### Set exercise
Transcribe the records that follow exactly. Skip the pictures.
=====
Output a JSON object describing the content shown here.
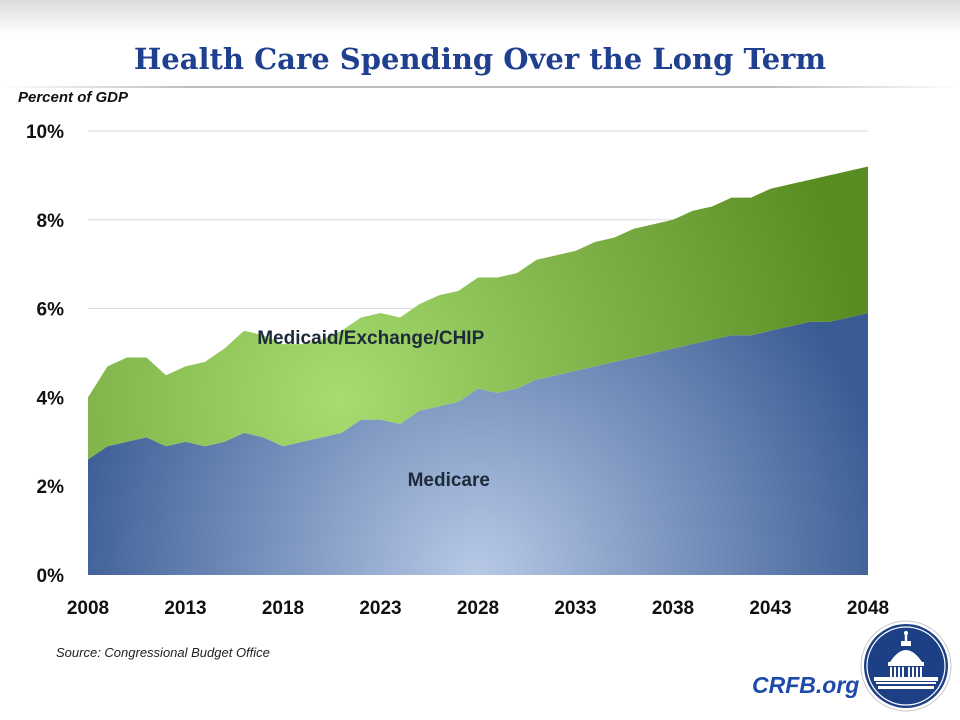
{
  "header": {
    "title": "Health Care Spending Over the Long Term",
    "y_axis_caption": "Percent of GDP"
  },
  "footer": {
    "source": "Source: Congressional Budget Office",
    "brand": "CRFB.org"
  },
  "colors": {
    "title": "#1f3f8f",
    "medicare_center": "#b7c9e6",
    "medicare_edge": "#3a5c94",
    "medicaid_center": "#a6dc70",
    "medicaid_edge": "#5a8c24",
    "gridline": "#d9d9d9",
    "brand": "#1e4aa8",
    "logo_blue": "#1c3f86"
  },
  "chart_data": {
    "type": "area",
    "stacked": true,
    "title": "Health Care Spending Over the Long Term",
    "xlabel": "",
    "ylabel": "Percent of GDP",
    "xlim": [
      2008,
      2048
    ],
    "ylim": [
      0,
      10
    ],
    "x_ticks": [
      2008,
      2013,
      2018,
      2023,
      2028,
      2033,
      2038,
      2043,
      2048
    ],
    "y_ticks": [
      0,
      2,
      4,
      6,
      8,
      10
    ],
    "tick_suffix": "%",
    "grid": true,
    "legend": "inline labels",
    "x": [
      2008,
      2009,
      2010,
      2011,
      2012,
      2013,
      2014,
      2015,
      2016,
      2017,
      2018,
      2019,
      2020,
      2021,
      2022,
      2023,
      2024,
      2025,
      2026,
      2027,
      2028,
      2029,
      2030,
      2031,
      2032,
      2033,
      2034,
      2035,
      2036,
      2037,
      2038,
      2039,
      2040,
      2041,
      2042,
      2043,
      2044,
      2045,
      2046,
      2047,
      2048
    ],
    "series": [
      {
        "name": "Medicare",
        "label": "Medicare",
        "values": [
          2.6,
          2.9,
          3.0,
          3.1,
          2.9,
          3.0,
          2.9,
          3.0,
          3.2,
          3.1,
          2.9,
          3.0,
          3.1,
          3.2,
          3.5,
          3.5,
          3.4,
          3.7,
          3.8,
          3.9,
          4.2,
          4.1,
          4.2,
          4.4,
          4.5,
          4.6,
          4.7,
          4.8,
          4.9,
          5.0,
          5.1,
          5.2,
          5.3,
          5.4,
          5.4,
          5.5,
          5.6,
          5.7,
          5.7,
          5.8,
          5.9
        ]
      },
      {
        "name": "Medicaid/Exchange/CHIP",
        "label": "Medicaid/Exchange/CHIP",
        "values": [
          1.4,
          1.8,
          1.9,
          1.8,
          1.6,
          1.7,
          1.9,
          2.1,
          2.3,
          2.3,
          2.3,
          2.2,
          2.2,
          2.3,
          2.3,
          2.4,
          2.4,
          2.4,
          2.5,
          2.5,
          2.5,
          2.6,
          2.6,
          2.7,
          2.7,
          2.7,
          2.8,
          2.8,
          2.9,
          2.9,
          2.9,
          3.0,
          3.0,
          3.1,
          3.1,
          3.2,
          3.2,
          3.2,
          3.3,
          3.3,
          3.3
        ]
      }
    ]
  }
}
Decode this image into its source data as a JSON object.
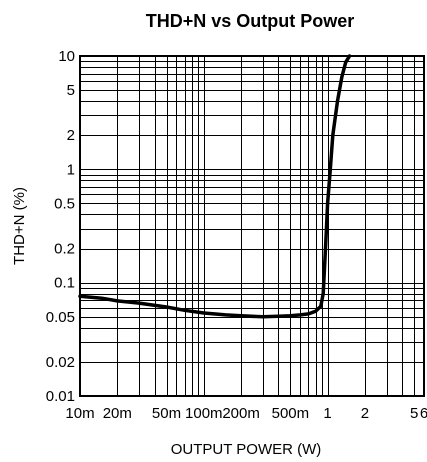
=====
### Exercise output
Output a JSON object describing the content shown here.
{
  "header": {
    "title": "Health Care Spending Over the Long Term",
    "y_axis_caption": "Percent of GDP"
  },
  "footer": {
    "source": "Source: Congressional Budget Office",
    "brand": "CRFB.org"
  },
  "colors": {
    "title": "#1f3f8f",
    "medicare_center": "#b7c9e6",
    "medicare_edge": "#3a5c94",
    "medicaid_center": "#a6dc70",
    "medicaid_edge": "#5a8c24",
    "gridline": "#d9d9d9",
    "brand": "#1e4aa8",
    "logo_blue": "#1c3f86"
  },
  "chart_data": {
    "type": "area",
    "stacked": true,
    "title": "Health Care Spending Over the Long Term",
    "xlabel": "",
    "ylabel": "Percent of GDP",
    "xlim": [
      2008,
      2048
    ],
    "ylim": [
      0,
      10
    ],
    "x_ticks": [
      2008,
      2013,
      2018,
      2023,
      2028,
      2033,
      2038,
      2043,
      2048
    ],
    "y_ticks": [
      0,
      2,
      4,
      6,
      8,
      10
    ],
    "tick_suffix": "%",
    "grid": true,
    "legend": "inline labels",
    "x": [
      2008,
      2009,
      2010,
      2011,
      2012,
      2013,
      2014,
      2015,
      2016,
      2017,
      2018,
      2019,
      2020,
      2021,
      2022,
      2023,
      2024,
      2025,
      2026,
      2027,
      2028,
      2029,
      2030,
      2031,
      2032,
      2033,
      2034,
      2035,
      2036,
      2037,
      2038,
      2039,
      2040,
      2041,
      2042,
      2043,
      2044,
      2045,
      2046,
      2047,
      2048
    ],
    "series": [
      {
        "name": "Medicare",
        "label": "Medicare",
        "values": [
          2.6,
          2.9,
          3.0,
          3.1,
          2.9,
          3.0,
          2.9,
          3.0,
          3.2,
          3.1,
          2.9,
          3.0,
          3.1,
          3.2,
          3.5,
          3.5,
          3.4,
          3.7,
          3.8,
          3.9,
          4.2,
          4.1,
          4.2,
          4.4,
          4.5,
          4.6,
          4.7,
          4.8,
          4.9,
          5.0,
          5.1,
          5.2,
          5.3,
          5.4,
          5.4,
          5.5,
          5.6,
          5.7,
          5.7,
          5.8,
          5.9
        ]
      },
      {
        "name": "Medicaid/Exchange/CHIP",
        "label": "Medicaid/Exchange/CHIP",
        "values": [
          1.4,
          1.8,
          1.9,
          1.8,
          1.6,
          1.7,
          1.9,
          2.1,
          2.3,
          2.3,
          2.3,
          2.2,
          2.2,
          2.3,
          2.3,
          2.4,
          2.4,
          2.4,
          2.5,
          2.5,
          2.5,
          2.6,
          2.6,
          2.7,
          2.7,
          2.7,
          2.8,
          2.8,
          2.9,
          2.9,
          2.9,
          3.0,
          3.0,
          3.1,
          3.1,
          3.2,
          3.2,
          3.2,
          3.3,
          3.3,
          3.3
        ]
      }
    ]
  }
}
Decode this image into its source data as a JSON object.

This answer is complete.